- _Given exercise_
How many of the lines below hold the word "Water"? Answer only with the number.

■ ■ ■

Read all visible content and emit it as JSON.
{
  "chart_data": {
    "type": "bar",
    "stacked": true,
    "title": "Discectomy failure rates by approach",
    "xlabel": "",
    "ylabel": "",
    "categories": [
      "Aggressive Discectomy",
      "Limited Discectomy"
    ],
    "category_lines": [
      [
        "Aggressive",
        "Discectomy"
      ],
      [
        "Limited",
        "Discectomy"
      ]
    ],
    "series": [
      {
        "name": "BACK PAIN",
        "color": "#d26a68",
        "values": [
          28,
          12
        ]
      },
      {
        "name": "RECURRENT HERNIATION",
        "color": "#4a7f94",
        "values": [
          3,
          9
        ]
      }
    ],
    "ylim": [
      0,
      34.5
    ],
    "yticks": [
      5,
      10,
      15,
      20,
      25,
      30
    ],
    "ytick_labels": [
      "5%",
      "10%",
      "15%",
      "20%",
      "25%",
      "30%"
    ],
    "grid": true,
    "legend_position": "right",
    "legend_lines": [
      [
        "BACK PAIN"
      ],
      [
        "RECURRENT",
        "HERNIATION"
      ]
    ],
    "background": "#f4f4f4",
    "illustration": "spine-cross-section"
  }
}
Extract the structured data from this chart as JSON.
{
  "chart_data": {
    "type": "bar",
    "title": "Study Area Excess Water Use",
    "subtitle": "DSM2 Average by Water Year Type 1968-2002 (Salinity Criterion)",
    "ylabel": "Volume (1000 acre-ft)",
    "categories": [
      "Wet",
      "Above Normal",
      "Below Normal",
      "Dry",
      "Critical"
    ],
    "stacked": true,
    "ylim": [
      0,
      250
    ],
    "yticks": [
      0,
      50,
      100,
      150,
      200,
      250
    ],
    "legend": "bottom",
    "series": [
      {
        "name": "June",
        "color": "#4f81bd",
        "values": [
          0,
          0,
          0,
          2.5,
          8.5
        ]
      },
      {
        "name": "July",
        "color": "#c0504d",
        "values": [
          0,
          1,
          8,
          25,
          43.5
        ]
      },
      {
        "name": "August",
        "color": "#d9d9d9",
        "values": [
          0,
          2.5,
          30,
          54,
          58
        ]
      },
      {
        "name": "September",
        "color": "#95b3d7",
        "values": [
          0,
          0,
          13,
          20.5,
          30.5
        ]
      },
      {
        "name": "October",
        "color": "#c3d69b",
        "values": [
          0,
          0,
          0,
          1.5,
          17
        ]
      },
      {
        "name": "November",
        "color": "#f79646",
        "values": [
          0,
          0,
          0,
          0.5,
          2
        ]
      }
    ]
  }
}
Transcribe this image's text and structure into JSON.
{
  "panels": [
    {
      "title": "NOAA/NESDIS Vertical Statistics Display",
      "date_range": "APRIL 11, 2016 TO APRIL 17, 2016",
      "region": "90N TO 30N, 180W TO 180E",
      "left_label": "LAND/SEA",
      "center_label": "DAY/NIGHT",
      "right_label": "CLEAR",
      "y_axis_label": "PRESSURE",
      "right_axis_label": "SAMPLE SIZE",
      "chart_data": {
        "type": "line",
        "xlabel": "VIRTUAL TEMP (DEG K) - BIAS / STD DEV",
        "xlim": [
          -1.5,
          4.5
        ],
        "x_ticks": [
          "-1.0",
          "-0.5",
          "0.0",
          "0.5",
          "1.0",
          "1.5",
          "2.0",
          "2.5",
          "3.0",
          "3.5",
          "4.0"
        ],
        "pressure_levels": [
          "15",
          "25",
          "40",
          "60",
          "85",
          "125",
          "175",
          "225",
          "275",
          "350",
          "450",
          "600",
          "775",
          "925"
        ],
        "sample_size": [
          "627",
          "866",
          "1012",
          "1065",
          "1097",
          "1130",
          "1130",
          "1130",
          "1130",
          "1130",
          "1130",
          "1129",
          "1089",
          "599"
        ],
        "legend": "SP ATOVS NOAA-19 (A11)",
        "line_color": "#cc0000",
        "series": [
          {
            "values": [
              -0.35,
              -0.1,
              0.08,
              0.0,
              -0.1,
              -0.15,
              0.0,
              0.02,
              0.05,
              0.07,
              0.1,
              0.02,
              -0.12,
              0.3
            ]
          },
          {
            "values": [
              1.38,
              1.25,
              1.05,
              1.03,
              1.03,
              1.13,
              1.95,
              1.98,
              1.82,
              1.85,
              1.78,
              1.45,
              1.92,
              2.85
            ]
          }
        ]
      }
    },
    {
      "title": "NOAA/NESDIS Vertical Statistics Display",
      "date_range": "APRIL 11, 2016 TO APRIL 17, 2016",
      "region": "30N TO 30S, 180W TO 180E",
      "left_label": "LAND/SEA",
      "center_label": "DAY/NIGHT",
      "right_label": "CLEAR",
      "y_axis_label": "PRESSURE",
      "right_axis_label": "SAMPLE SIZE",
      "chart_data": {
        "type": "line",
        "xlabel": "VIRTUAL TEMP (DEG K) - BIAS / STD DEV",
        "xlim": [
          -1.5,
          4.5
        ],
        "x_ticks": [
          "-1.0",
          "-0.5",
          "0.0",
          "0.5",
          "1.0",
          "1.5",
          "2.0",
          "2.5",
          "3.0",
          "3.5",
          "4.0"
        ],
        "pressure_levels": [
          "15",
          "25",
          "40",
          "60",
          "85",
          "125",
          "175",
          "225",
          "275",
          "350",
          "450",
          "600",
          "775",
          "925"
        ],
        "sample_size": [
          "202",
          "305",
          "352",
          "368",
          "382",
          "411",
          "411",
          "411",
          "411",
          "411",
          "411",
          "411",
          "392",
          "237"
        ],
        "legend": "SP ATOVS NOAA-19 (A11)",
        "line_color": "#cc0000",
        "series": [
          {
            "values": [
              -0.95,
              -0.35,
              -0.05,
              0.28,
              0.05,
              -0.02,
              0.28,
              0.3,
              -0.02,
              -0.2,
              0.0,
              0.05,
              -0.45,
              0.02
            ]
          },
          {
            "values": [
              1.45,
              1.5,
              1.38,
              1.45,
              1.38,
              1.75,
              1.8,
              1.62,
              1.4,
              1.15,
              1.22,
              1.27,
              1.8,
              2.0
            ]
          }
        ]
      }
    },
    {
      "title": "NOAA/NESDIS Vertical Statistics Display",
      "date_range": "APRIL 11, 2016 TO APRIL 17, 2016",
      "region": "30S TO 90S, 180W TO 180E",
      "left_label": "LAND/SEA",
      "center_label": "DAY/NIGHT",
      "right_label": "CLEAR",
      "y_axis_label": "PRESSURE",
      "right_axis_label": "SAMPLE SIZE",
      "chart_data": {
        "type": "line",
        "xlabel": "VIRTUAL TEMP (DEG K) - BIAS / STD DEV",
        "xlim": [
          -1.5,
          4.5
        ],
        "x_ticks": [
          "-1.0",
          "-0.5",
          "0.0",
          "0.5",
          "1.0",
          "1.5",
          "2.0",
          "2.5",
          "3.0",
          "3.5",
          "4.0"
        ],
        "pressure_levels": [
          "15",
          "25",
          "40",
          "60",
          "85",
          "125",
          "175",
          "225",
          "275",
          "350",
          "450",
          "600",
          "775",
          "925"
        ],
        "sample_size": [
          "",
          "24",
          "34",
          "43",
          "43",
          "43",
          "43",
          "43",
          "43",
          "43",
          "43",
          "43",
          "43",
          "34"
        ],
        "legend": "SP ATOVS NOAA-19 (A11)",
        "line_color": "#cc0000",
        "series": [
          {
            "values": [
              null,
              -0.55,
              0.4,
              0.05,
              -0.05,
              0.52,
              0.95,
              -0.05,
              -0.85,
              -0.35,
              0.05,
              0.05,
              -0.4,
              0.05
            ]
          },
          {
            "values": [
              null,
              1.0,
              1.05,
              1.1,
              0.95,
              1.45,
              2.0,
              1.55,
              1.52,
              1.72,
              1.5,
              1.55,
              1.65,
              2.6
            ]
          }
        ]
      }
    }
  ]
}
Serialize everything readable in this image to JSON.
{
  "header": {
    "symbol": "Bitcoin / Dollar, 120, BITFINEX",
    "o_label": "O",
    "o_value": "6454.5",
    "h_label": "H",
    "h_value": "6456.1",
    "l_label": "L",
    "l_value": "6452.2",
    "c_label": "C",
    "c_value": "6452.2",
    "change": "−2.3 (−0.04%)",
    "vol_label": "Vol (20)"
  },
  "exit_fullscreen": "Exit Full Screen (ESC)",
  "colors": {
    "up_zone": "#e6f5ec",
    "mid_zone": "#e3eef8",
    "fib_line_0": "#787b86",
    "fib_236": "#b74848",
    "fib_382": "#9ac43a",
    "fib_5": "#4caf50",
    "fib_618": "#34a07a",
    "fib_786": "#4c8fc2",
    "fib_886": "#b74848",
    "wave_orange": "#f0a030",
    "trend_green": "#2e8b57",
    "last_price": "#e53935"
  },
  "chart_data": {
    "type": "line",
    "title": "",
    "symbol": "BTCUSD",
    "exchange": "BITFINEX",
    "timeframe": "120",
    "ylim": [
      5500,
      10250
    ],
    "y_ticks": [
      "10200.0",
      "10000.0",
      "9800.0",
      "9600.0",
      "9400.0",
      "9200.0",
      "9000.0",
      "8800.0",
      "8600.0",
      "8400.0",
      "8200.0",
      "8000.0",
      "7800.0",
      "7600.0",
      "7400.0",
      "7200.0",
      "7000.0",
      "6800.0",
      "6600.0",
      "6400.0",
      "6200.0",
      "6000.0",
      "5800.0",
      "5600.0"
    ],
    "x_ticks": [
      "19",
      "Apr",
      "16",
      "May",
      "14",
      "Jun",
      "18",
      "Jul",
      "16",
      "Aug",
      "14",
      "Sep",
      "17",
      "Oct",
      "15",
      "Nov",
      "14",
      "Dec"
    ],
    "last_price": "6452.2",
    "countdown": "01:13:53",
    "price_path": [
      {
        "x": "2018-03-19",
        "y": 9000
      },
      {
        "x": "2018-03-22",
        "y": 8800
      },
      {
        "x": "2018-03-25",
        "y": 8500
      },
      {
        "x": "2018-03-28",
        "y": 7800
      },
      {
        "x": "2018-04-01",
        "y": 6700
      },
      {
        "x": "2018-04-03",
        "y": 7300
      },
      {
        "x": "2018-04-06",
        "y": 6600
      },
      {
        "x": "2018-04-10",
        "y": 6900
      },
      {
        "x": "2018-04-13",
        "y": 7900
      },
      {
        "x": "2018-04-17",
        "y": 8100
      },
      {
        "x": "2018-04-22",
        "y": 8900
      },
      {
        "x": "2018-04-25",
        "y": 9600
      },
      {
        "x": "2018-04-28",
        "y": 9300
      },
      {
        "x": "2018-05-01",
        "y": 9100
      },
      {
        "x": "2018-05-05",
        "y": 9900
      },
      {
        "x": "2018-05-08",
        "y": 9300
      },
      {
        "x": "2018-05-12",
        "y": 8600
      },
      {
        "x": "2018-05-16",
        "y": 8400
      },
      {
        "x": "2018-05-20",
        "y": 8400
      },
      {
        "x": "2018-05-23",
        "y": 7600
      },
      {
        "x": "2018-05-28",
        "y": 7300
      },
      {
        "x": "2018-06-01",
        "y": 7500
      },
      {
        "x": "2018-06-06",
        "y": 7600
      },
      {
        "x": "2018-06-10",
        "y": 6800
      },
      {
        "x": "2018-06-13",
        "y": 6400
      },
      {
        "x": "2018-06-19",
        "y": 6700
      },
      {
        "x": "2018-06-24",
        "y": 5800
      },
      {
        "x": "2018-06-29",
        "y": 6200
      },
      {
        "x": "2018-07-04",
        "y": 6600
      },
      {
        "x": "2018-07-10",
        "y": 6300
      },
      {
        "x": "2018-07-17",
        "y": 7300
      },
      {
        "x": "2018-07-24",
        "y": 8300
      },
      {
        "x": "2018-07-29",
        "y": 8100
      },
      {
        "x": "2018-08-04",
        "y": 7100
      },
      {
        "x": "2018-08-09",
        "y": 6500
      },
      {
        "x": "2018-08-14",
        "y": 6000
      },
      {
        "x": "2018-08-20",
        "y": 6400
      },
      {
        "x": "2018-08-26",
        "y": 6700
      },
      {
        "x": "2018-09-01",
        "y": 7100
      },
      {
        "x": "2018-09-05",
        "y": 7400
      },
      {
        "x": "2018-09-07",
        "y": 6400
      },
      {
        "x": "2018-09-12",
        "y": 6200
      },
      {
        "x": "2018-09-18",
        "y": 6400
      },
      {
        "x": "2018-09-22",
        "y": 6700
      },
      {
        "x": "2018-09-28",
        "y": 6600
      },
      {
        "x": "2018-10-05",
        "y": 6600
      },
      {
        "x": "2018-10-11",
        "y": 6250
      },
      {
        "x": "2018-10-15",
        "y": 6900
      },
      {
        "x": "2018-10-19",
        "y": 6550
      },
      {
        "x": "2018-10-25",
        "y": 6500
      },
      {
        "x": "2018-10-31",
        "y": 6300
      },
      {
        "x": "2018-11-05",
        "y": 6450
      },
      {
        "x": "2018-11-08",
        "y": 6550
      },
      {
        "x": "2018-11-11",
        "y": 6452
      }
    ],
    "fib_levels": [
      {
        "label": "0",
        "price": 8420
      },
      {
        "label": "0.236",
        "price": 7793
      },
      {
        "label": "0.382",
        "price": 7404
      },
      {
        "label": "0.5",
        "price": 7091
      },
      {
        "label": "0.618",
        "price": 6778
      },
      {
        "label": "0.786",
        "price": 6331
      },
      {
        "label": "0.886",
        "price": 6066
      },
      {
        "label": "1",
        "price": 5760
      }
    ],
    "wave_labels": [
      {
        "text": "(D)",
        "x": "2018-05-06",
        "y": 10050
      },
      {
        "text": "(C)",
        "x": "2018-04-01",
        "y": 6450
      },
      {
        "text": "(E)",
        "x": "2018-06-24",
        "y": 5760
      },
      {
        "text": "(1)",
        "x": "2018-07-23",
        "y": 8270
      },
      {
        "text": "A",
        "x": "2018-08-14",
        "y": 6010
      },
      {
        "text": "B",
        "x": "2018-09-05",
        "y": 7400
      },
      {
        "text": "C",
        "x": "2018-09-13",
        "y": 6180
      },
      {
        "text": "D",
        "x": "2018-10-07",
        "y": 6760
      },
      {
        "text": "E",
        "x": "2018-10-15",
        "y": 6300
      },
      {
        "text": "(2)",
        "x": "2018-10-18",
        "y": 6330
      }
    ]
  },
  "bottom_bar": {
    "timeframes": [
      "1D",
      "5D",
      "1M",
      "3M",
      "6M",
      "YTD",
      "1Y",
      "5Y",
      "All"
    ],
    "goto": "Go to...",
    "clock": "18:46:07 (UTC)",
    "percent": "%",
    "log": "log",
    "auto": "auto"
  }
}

■ ■ ■

- _Solution_
2